PROMPT:
Each entry below is to be transcribed exactly.

EXCERPTED DATA:
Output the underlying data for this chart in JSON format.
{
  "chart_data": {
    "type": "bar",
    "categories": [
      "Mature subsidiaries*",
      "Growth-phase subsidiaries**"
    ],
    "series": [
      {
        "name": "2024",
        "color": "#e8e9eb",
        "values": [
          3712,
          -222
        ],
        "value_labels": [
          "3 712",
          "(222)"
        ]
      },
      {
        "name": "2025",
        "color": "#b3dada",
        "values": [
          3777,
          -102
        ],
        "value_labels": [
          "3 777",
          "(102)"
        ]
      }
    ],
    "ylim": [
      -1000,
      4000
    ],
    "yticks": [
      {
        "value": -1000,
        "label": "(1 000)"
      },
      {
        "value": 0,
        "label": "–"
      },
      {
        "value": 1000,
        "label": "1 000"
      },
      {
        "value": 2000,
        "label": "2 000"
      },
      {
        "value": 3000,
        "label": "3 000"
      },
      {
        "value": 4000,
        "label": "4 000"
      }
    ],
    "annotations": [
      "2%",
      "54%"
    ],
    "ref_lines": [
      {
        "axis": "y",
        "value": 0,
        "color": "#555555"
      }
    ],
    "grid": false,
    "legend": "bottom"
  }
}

OUTPUT FOR THIS EXERCISE:
Output the underlying data for this chart in JSON format.
{
  "chart_data": {
    "type": "bar",
    "categories": [
      "Mature subsidiaries*",
      "Growth-phase subsidiaries**"
    ],
    "series": [
      {
        "name": "2024",
        "color": "#e8e9eb",
        "values": [
          3712,
          -222
        ],
        "value_labels": [
          "3 712",
          "(222)"
        ]
      },
      {
        "name": "2025",
        "color": "#b3dada",
        "values": [
          3777,
          -102
        ],
        "value_labels": [
          "3 777",
          "(102)"
        ]
      }
    ],
    "ylim": [
      -1000,
      4000
    ],
    "yticks": [
      {
        "value": -1000,
        "label": "(1 000)"
      },
      {
        "value": 0,
        "label": "–"
      },
      {
        "value": 1000,
        "label": "1 000"
      },
      {
        "value": 2000,
        "label": "2 000"
      },
      {
        "value": 3000,
        "label": "3 000"
      },
      {
        "value": 4000,
        "label": "4 000"
      }
    ],
    "annotations": [
      "2%",
      "54%"
    ],
    "ref_lines": [
      {
        "axis": "y",
        "value": 0,
        "color": "#555555"
      }
    ],
    "grid": false,
    "legend": "bottom"
  }
}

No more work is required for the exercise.